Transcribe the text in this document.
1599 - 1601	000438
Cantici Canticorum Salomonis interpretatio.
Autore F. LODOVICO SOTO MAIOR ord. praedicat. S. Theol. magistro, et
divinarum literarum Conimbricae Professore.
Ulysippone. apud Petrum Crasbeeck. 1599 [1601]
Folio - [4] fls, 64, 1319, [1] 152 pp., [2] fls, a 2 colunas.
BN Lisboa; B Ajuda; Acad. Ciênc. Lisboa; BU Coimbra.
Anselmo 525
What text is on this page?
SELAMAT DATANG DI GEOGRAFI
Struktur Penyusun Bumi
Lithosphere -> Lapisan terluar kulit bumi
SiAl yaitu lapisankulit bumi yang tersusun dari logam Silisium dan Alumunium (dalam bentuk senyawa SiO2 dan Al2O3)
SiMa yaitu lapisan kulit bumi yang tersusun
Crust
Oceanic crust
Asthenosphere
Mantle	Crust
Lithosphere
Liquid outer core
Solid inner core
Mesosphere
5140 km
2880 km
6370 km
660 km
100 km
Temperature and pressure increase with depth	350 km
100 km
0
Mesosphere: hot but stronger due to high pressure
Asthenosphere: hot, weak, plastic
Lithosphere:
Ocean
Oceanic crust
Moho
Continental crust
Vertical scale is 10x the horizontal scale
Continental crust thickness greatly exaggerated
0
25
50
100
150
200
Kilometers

^^^^

* YOUR OBJECTIVE: All of the entries need to be reproduced exactly; please write them out.

* RESULT BELOW:
Transcribe the text in this document.
1599 - 1601	000438
Cantici Canticorum Salomonis interpretatio.
Autore F. LODOVICO SOTO MAIOR ord. praedicat. S. Theol. magistro, et
divinarum literarum Conimbricae Professore.
Ulysippone. apud Petrum Crasbeeck. 1599 [1601]
Folio - [4] fls, 64, 1319, [1] 152 pp., [2] fls, a 2 colunas.
BN Lisboa; B Ajuda; Acad. Ciênc. Lisboa; BU Coimbra.
Anselmo 525
What text is on this page?
SELAMAT DATANG DI GEOGRAFI
Struktur Penyusun Bumi
Lithosphere -> Lapisan terluar kulit bumi
SiAl yaitu lapisankulit bumi yang tersusun dari logam Silisium dan Alumunium (dalam bentuk senyawa SiO2 dan Al2O3)
SiMa yaitu lapisan kulit bumi yang tersusun
Crust
Oceanic crust
Asthenosphere
Mantle	Crust
Lithosphere
Liquid outer core
Solid inner core
Mesosphere
5140 km
2880 km
6370 km
660 km
100 km
Temperature and pressure increase with depth	350 km
100 km
0
Mesosphere: hot but stronger due to high pressure
Asthenosphere: hot, weak, plastic
Lithosphere:
Ocean
Oceanic crust
Moho
Continental crust
Vertical scale is 10x the horizontal scale
Continental crust thickness greatly exaggerated
0
25
50
100
150
200
Kilometers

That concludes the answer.